- Opening Delimiter -

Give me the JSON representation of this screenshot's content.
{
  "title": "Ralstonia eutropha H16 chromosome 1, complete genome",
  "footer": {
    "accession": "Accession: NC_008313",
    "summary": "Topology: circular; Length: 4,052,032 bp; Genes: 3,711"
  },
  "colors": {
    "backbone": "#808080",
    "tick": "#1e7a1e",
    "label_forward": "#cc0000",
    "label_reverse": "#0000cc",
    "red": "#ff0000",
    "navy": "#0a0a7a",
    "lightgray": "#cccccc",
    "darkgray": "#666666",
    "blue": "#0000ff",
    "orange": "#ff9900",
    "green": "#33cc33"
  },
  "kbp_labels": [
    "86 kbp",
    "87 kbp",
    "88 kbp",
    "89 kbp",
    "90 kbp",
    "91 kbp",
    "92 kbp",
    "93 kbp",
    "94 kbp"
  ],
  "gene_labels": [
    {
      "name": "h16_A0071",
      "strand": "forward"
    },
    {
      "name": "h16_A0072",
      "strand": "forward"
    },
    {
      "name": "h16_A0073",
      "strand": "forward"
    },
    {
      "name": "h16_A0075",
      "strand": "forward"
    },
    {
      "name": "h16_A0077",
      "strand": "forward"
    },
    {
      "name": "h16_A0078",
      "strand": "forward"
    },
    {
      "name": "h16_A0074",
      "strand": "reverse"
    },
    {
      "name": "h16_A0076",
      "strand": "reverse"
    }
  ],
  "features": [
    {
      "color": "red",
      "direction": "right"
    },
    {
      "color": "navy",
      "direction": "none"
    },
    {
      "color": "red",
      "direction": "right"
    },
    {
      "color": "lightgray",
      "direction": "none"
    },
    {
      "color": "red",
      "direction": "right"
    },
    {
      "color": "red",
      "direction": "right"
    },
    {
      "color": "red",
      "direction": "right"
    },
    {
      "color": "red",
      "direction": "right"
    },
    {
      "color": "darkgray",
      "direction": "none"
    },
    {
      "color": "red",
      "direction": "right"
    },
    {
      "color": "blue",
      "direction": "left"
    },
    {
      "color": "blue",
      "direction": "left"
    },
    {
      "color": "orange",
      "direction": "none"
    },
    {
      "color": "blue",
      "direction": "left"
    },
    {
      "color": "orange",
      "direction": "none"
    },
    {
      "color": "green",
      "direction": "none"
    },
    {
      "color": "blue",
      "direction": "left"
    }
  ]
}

- Closing Delimiter -

▸ Problem to solve
Your task is to transcribe the listing above in full, exactly as given.

▸ Result of this task
Give me the JSON representation of this screenshot's content.
{
  "title": "Ralstonia eutropha H16 chromosome 1, complete genome",
  "footer": {
    "accession": "Accession: NC_008313",
    "summary": "Topology: circular; Length: 4,052,032 bp; Genes: 3,711"
  },
  "colors": {
    "backbone": "#808080",
    "tick": "#1e7a1e",
    "label_forward": "#cc0000",
    "label_reverse": "#0000cc",
    "red": "#ff0000",
    "navy": "#0a0a7a",
    "lightgray": "#cccccc",
    "darkgray": "#666666",
    "blue": "#0000ff",
    "orange": "#ff9900",
    "green": "#33cc33"
  },
  "kbp_labels": [
    "86 kbp",
    "87 kbp",
    "88 kbp",
    "89 kbp",
    "90 kbp",
    "91 kbp",
    "92 kbp",
    "93 kbp",
    "94 kbp"
  ],
  "gene_labels": [
    {
      "name": "h16_A0071",
      "strand": "forward"
    },
    {
      "name": "h16_A0072",
      "strand": "forward"
    },
    {
      "name": "h16_A0073",
      "strand": "forward"
    },
    {
      "name": "h16_A0075",
      "strand": "forward"
    },
    {
      "name": "h16_A0077",
      "strand": "forward"
    },
    {
      "name": "h16_A0078",
      "strand": "forward"
    },
    {
      "name": "h16_A0074",
      "strand": "reverse"
    },
    {
      "name": "h16_A0076",
      "strand": "reverse"
    }
  ],
  "features": [
    {
      "color": "red",
      "direction": "right"
    },
    {
      "color": "navy",
      "direction": "none"
    },
    {
      "color": "red",
      "direction": "right"
    },
    {
      "color": "lightgray",
      "direction": "none"
    },
    {
      "color": "red",
      "direction": "right"
    },
    {
      "color": "red",
      "direction": "right"
    },
    {
      "color": "red",
      "direction": "right"
    },
    {
      "color": "red",
      "direction": "right"
    },
    {
      "color": "darkgray",
      "direction": "none"
    },
    {
      "color": "red",
      "direction": "right"
    },
    {
      "color": "blue",
      "direction": "left"
    },
    {
      "color": "blue",
      "direction": "left"
    },
    {
      "color": "orange",
      "direction": "none"
    },
    {
      "color": "blue",
      "direction": "left"
    },
    {
      "color": "orange",
      "direction": "none"
    },
    {
      "color": "green",
      "direction": "none"
    },
    {
      "color": "blue",
      "direction": "left"
    }
  ]
}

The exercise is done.